▶ SOURCE DOCUMENT:

-- START --

CDAWeb

DOI version

Julia interface to NASA's Coordinated Data Analysis Web (CDAWeb) for accessing space physics data.

Installation

using Pkg
Pkg.add("CDAWeb")

An agent skill is included for exploring CDAWeb using natural language. To install it using skills, run:

npx skills add JuliaSpacePhysics/CDAWeb.jl

Quick Example

using CDAWeb
using Dates

# Get dataset description
get_dataset("AC_H0_MFI")
JSON.Object{String, Any} with 14 entries:
  "Id"                 => "AC_H0_MFI"
  "Doi"                => "10.48322/e0dc-0h53"
  "SpaseResourceId"    => "spase://NASA/NumericalData/ACE/MAG/L2/PT16S"

-- END --

▶ MATERIAL:

-- START --

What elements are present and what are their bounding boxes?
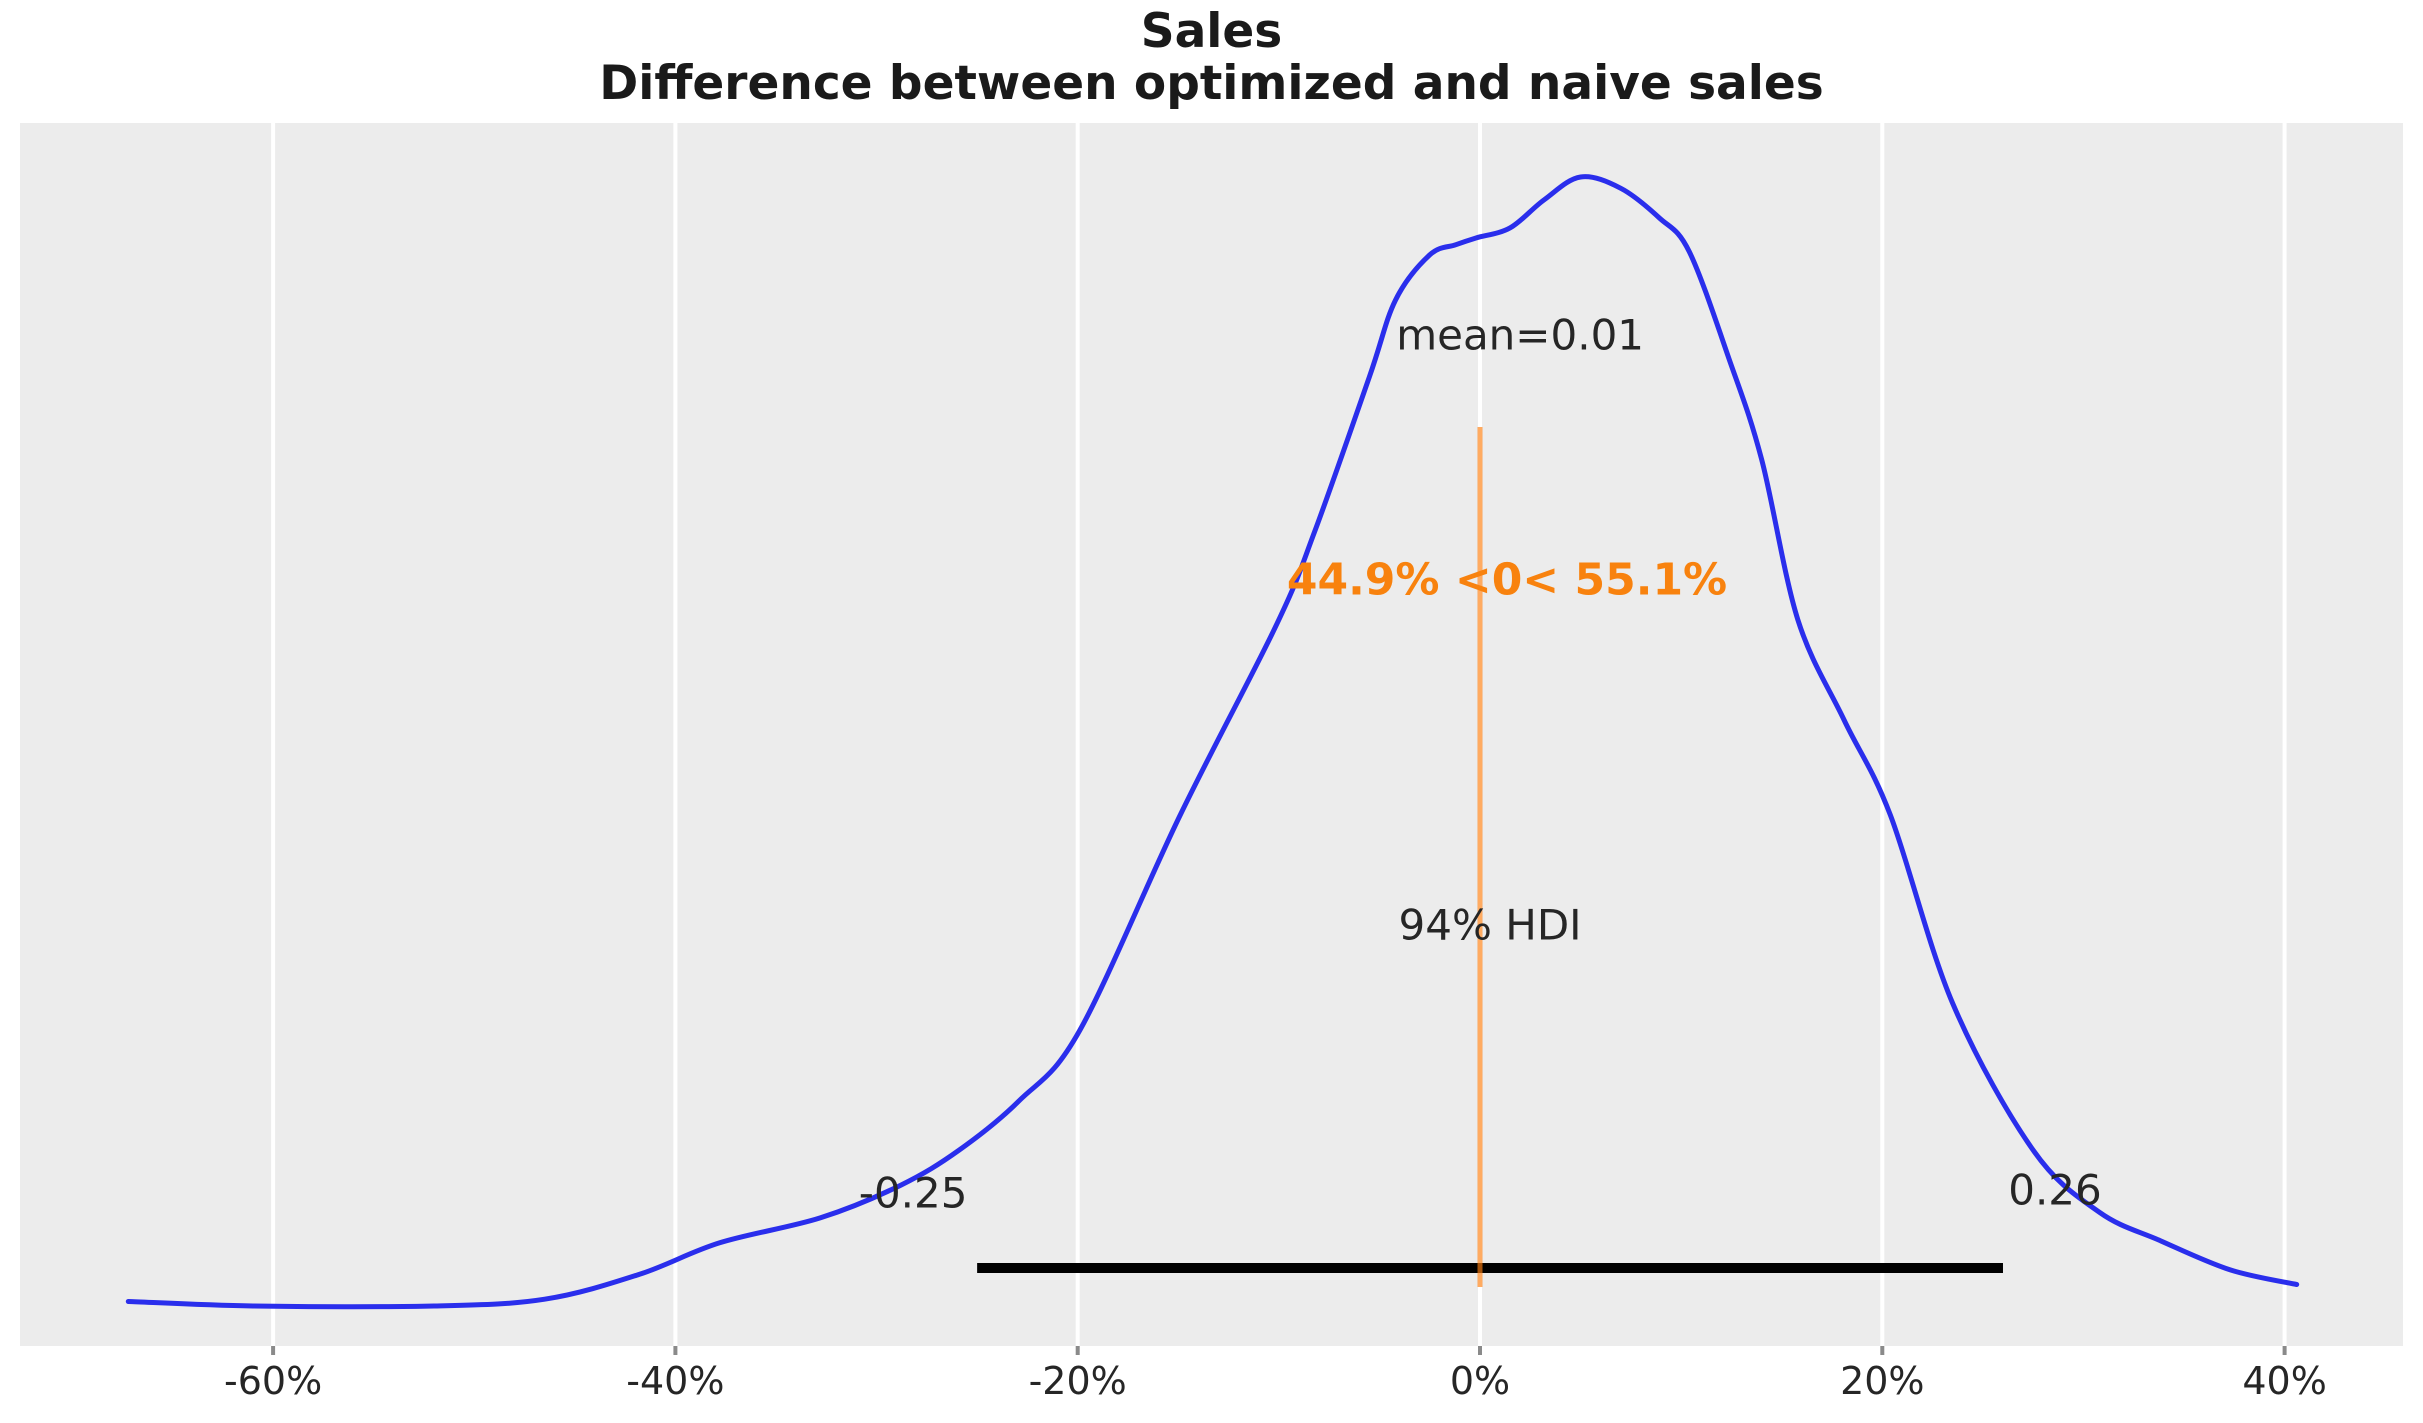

-- END --

▶ SHORT TASK: Using the CDAWeb page, explain in one to three sentences why an agent skill comes with the package and how the page says to install it.

▶ FINAL ANSWER: The agent skill is included for exploring CDAWeb using natural language. To install it using skills, the page says to run npx skills add JuliaSpacePhysics/CDAWeb.jl.